(Saved entries)
※

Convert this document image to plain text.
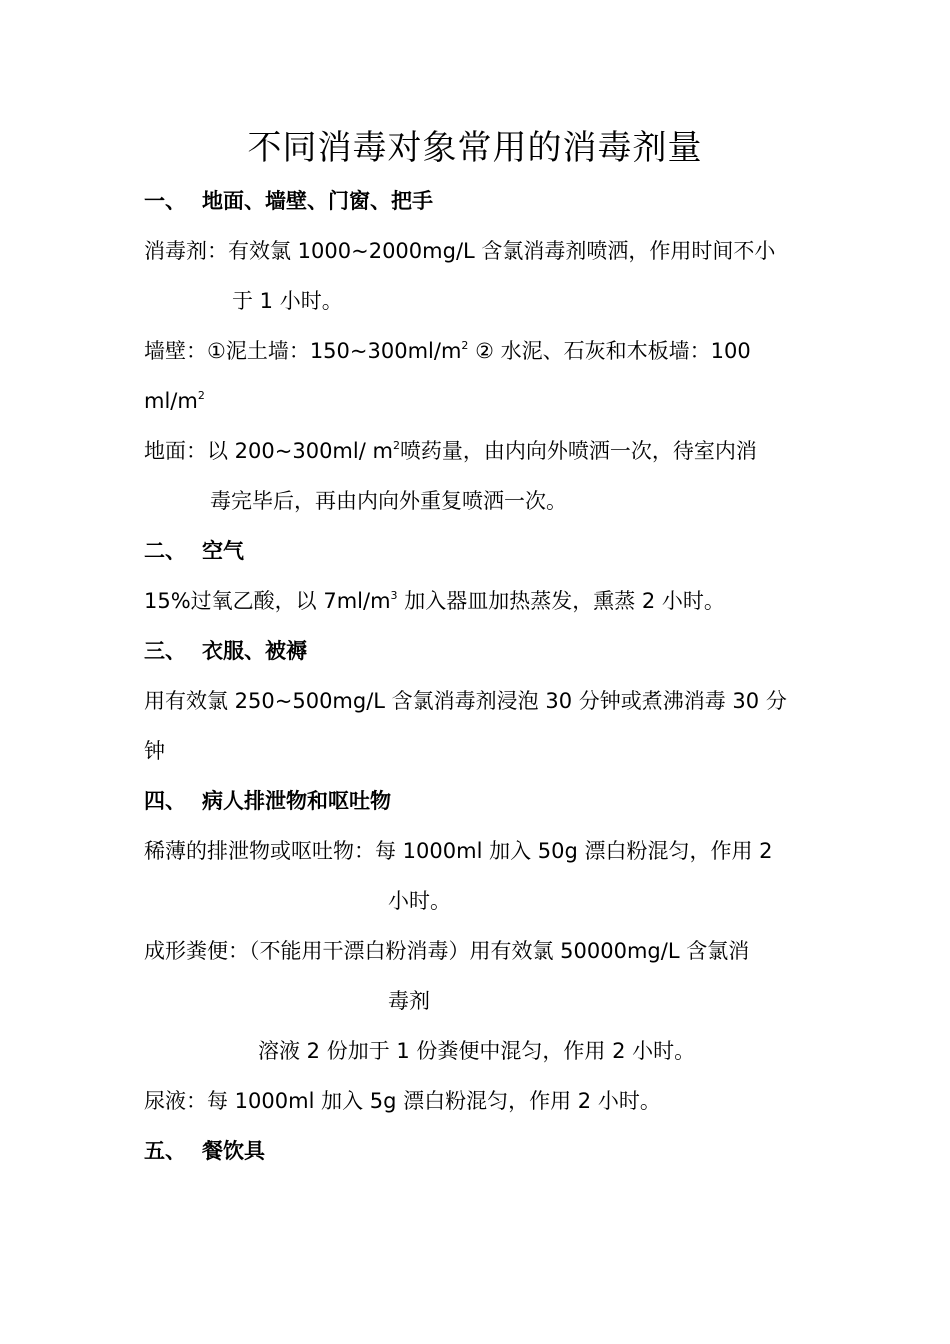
不同消毒对象常用的消毒剂量
一、 地面、墙壁、门窗、把手
消毒剂：有效氯 1000~2000mg/L 含氯消毒剂喷洒，作用时间不小
于 1 小时。
墙壁：①泥土墙：$150\sim 300ml/m^2$ ② 水泥、石灰和木板墙：100
$ml/m^2$
地面：以 200~300ml/ $m^2$喷药量，由内向外喷洒一次，待室内消
毒完毕后，再由内向外重复喷洒一次。
二、 空气
15%过氧乙酸，以 $7ml/m^3$ 加入器皿加热蒸发，熏蒸 2 小时。
三、 衣服、被褥
用有效氯 250~500mg/L 含氯消毒剂浸泡 30 分钟或煮沸消毒 30 分
钟
四、 病人排泄物和呕吐物
稀薄的排泄物或呕吐物：每 1000ml 加入 50g 漂白粉混匀，作用 2
小时。
成形粪便：（不能用干漂白粉消毒）用有效氯 50000mg/L 含氯消
毒剂
溶液 2 份加于 1 份粪便中混匀，作用 2 小时。
尿液：每 1000ml 加入 5g 漂白粉混匀，作用 2 小时。
五、 餐饮具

※

STATED PROBLEM: Every record above should be written out again without change, except that the pictures are left out.

RESPONSE:
Convert this document image to plain text.
不同消毒对象常用的消毒剂量
一、 地面、墙壁、门窗、把手
消毒剂：有效氯 1000~2000mg/L 含氯消毒剂喷洒，作用时间不小
于 1 小时。
墙壁：①泥土墙：$150\sim 300ml/m^2$ ② 水泥、石灰和木板墙：100
$ml/m^2$
地面：以 200~300ml/ $m^2$喷药量，由内向外喷洒一次，待室内消
毒完毕后，再由内向外重复喷洒一次。
二、 空气
15%过氧乙酸，以 $7ml/m^3$ 加入器皿加热蒸发，熏蒸 2 小时。
三、 衣服、被褥
用有效氯 250~500mg/L 含氯消毒剂浸泡 30 分钟或煮沸消毒 30 分
钟
四、 病人排泄物和呕吐物
稀薄的排泄物或呕吐物：每 1000ml 加入 50g 漂白粉混匀，作用 2
小时。
成形粪便：（不能用干漂白粉消毒）用有效氯 50000mg/L 含氯消
毒剂
溶液 2 份加于 1 份粪便中混匀，作用 2 小时。
尿液：每 1000ml 加入 5g 漂白粉混匀，作用 2 小时。
五、 餐饮具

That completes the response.